Identify and pull out each line of the entries in which "enter" occurs.

::: Exercise material :::

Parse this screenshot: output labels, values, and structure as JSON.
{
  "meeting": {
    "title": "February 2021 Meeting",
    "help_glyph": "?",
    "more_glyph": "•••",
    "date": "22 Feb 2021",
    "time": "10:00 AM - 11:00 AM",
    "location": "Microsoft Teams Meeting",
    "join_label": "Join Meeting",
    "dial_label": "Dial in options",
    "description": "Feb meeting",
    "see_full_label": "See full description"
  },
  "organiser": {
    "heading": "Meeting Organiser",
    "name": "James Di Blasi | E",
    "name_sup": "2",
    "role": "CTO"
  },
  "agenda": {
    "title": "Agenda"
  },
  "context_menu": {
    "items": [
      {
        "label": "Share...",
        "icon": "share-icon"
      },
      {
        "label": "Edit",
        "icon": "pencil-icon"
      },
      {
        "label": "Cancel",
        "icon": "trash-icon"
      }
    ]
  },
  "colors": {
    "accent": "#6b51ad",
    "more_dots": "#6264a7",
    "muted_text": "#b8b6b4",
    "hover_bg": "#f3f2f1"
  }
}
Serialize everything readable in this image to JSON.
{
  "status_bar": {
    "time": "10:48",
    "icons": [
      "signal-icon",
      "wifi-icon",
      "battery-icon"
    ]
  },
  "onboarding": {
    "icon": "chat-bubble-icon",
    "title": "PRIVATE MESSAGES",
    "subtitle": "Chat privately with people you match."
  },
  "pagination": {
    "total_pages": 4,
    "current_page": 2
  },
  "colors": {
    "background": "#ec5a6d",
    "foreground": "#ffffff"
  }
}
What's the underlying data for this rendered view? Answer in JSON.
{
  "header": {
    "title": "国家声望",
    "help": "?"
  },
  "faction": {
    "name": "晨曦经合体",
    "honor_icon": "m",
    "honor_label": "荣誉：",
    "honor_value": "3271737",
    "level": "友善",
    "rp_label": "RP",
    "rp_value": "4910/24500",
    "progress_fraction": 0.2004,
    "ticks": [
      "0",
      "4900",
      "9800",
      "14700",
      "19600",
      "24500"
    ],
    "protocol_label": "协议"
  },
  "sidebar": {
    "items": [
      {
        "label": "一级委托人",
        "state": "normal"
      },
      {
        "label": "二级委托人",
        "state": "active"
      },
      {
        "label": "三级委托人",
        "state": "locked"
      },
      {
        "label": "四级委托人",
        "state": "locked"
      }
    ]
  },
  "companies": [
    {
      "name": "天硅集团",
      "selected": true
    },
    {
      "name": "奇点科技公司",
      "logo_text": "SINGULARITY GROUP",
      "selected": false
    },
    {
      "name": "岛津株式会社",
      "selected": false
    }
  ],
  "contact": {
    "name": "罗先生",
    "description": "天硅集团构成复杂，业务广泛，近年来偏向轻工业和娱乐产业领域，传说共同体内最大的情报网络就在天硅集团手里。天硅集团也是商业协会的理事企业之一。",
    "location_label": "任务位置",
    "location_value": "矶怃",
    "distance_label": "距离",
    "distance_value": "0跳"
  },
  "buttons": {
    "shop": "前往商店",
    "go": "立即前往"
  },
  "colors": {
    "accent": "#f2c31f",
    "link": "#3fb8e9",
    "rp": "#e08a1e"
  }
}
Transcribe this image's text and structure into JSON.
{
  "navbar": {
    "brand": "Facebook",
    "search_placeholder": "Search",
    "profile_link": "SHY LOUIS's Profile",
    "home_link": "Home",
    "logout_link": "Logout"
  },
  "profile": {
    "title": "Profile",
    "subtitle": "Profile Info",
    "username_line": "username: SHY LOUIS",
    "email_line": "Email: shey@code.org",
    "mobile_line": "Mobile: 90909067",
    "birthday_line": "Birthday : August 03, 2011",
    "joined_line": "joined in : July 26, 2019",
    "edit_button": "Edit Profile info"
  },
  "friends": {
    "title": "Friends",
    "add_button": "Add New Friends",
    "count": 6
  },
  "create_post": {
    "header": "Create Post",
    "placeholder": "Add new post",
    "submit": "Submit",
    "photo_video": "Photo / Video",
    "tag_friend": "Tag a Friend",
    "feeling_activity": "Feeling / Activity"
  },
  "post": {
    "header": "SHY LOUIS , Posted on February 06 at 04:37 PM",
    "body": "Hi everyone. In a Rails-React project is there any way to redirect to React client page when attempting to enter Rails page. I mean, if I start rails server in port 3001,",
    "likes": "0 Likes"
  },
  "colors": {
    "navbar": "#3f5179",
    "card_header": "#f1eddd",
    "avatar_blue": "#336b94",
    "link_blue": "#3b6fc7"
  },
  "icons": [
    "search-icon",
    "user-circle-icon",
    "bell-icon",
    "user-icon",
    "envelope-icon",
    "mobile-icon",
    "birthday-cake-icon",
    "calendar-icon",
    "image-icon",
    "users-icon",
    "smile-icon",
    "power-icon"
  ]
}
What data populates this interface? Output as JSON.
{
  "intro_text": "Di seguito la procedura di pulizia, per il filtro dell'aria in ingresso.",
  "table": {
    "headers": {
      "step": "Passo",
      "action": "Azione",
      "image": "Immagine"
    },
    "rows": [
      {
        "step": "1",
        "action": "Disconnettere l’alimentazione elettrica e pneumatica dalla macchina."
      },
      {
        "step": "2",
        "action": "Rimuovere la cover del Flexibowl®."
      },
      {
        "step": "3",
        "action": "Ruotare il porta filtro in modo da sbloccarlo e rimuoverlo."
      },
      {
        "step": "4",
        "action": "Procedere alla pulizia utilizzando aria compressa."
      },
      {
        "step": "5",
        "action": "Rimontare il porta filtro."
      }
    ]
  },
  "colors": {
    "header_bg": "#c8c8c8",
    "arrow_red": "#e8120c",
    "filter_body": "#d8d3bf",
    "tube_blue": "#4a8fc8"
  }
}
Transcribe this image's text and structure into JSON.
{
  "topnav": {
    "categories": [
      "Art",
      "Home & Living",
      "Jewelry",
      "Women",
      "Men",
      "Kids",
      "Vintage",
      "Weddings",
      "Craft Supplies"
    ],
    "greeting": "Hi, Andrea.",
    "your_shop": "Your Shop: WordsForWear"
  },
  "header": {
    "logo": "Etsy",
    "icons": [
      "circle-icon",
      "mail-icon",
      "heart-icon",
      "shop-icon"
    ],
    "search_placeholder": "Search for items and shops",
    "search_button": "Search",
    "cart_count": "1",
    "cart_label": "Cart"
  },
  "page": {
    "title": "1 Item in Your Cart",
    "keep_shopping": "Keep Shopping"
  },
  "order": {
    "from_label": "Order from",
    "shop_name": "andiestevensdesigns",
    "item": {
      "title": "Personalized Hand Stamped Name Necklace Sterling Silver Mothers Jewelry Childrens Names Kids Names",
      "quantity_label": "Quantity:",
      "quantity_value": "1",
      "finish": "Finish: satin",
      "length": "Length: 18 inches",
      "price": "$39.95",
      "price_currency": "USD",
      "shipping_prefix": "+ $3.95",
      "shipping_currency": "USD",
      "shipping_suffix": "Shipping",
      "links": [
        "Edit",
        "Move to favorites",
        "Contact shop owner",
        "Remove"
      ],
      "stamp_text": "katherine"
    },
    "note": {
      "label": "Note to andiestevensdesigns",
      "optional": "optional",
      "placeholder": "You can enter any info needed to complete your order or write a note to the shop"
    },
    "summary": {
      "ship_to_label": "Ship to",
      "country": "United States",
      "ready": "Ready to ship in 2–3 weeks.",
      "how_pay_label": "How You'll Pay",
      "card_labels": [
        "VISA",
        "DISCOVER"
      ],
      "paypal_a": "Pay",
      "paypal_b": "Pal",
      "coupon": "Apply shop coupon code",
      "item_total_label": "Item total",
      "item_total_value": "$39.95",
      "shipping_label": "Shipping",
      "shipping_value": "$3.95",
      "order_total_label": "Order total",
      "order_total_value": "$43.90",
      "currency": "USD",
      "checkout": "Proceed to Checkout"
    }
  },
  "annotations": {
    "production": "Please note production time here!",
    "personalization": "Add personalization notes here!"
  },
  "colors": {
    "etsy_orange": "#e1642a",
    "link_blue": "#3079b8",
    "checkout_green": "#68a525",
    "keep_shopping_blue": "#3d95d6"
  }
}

:::

Result of the exercise —
    "body": "Hi everyone. In a Rails-React project is there any way to redirect to React client page when attempting to enter Rails page. I mean, if I start rails server in port 3001,",
      "placeholder": "You can enter any info needed to complete your order or write a note to the shop"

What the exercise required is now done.